▶ **Brief 1**
In the chemistry careers article, why are drugs tested on cells, then animals and human volunteers? Answer in one to three sentences.
▶ **Brief 2**
Reproduce word for word the part of the chemistry careers article that begins at the words "To become a chemistry" and stops after "day-release to college.".

Article: Chemistry Careers
This article covers the following jobs:
- Analytical Scientist
- Chemical Engineer
- Chemistry Laboratory Technician
- Colour Technologist
- Industrial Chemist
The job descriptions are only a brief summary. You should do further research on the jobs that interest you.
Video: - Various: Chemistry
Chemistry is the study of what things are made of and how they work, including how they change or react when they come into contact with other things.
It includes everything from elements, the basic building blocks of life, to the role chemicals play in the oceans and atmosphere.
People with knowledge of chemistry work in a very wide range of areas. They develop our knowledge of the world, solve problems, improve safety and create new products and processes.
This article covers only some of the many careers in this area.
Some of the careers in this area
Analytical scientists investigate substances to see which chemicals they contain. Apart from chemistry, analytical science can involve physics, biology, maths and engineering.
Their findings help to:
- ensure the safety and quality of food and drink
- monitor and protect public safety and the environment
- diagnose disease
- increase the efficiency and safety of manufacturing processes.
Analytical scientists use a wide variety of methods and technologies in their analyses. For some tests, they can use automated testing machines to analyse hundreds of samples at once. Other tests are more time-consuming, such as using gas chromatography to separate compounds in a sample.
Usual entry is with a relevant degree; specialist degrees in analytical chemistry/analytical science are available.
Biochemists study the chemistry of life. They investigate how life works at all levels, from molecules to cells and then plants and animals.
Biochemists often use their knowledge to solve problems, for example, in health care, farming, and the development of medicines and food products.
They work in a very large number of places and have lots of different tasks. For example:
- Developing a drug to treat disease. Testing it on cells, first in a test tube and then animals and human volunteers, to make sure it's safe and to find the right dose.
- Studying genetics, for example, how our genes might make us more likely to get a particular disease.
- Testing blood samples to help doctors work out what's wrong with a patient.
- Finding out how to control and change plant genes to improve the way plants grow and their ability to survive heat, cold and disease.
To become a biochemist, you'll usually need a degree in biochemistry or another subject that covers a lot of biochemistry.
Chemical engineers understand how to change the chemical, biochemical or physical state of a substance to create a huge range of products that we find essential, useful or desirable, including food and drink, oil and gas, drugs and medicines, artificial fibres and plastics.
Chemical engineers design and operate the processes by which these products are developed, taking into account factors such as cost, safety and the need to protect the environment.
The usual requirement for this career is a relevant degree or HND, such as chemical engineering.
Chemistry Laboratory Technician
Chemistry laboratory technicians are responsible for the day-to-day running of the laboratory. This involves a variety of duties, including:
- Managing equipment stocks, ordering replacements when necessary.
- Disposing of laboratory waste.
- Preparing and maintaining equipment.
- Taking and testing samples.
- Recording and analysing experiment results.
Technicians carry out routine experiments, often using computers and automated systems, and report their findings to the scientist.
To become a chemistry laboratory technician, you usually need four/five GCSEs at grade C or above. Entrants often have higher qualifications, such as A levels or equivalent. Training is usually on-the-job, sometimes with day-release to college.

▶ **Extracted information**
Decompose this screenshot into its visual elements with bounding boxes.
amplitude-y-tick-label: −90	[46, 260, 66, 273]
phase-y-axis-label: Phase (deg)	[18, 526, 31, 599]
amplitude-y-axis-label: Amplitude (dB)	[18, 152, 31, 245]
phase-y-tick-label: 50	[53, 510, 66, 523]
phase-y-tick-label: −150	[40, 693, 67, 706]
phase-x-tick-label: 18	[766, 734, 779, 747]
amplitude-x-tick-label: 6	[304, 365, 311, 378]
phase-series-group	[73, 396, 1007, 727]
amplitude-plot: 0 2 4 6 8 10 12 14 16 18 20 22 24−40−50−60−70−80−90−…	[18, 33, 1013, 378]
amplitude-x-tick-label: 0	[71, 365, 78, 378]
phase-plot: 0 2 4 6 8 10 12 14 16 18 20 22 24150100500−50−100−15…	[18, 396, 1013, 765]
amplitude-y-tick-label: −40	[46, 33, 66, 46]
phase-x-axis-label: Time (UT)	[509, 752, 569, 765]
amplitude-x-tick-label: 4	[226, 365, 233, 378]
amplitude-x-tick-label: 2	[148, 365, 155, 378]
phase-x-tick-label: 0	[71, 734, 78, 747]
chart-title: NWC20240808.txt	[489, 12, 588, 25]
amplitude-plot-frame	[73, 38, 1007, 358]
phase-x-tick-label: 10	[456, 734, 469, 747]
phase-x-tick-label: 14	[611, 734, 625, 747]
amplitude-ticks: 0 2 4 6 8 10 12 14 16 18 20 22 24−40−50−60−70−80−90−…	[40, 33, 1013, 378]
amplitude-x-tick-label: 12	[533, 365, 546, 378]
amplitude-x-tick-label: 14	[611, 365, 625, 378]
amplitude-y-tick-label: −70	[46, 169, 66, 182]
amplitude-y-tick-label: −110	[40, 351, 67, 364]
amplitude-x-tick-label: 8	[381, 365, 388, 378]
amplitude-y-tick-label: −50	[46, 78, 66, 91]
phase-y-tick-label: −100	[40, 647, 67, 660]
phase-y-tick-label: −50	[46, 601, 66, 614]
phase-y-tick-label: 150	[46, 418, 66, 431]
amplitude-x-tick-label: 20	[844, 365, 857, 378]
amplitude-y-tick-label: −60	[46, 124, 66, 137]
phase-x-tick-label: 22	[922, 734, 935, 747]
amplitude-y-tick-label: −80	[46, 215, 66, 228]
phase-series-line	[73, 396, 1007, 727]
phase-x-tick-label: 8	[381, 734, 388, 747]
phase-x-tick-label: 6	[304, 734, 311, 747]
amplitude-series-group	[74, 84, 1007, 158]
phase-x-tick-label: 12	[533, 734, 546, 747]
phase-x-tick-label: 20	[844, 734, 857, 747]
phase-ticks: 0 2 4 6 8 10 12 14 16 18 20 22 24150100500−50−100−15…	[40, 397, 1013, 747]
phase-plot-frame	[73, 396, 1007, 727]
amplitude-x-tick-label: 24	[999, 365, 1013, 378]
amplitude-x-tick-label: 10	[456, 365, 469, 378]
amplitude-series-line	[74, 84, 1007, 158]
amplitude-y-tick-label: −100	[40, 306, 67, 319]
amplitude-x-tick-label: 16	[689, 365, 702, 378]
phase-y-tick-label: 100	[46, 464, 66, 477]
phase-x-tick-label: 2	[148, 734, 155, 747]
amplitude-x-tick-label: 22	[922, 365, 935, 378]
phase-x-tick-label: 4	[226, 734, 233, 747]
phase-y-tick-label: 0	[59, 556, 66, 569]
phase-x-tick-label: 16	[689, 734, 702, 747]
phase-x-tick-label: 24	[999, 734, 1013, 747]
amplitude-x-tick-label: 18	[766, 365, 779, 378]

▶ **Exercise result 1**
The testing is done to make sure the drug is safe and to find the right dose.

▶ **Exercise result 2**
To become a chemistry laboratory technician, you usually need four/five GCSEs at grade C or above. Entrants often have higher qualifications, such as A levels or equivalent. Training is usually on-the-job, sometimes with day-release to college.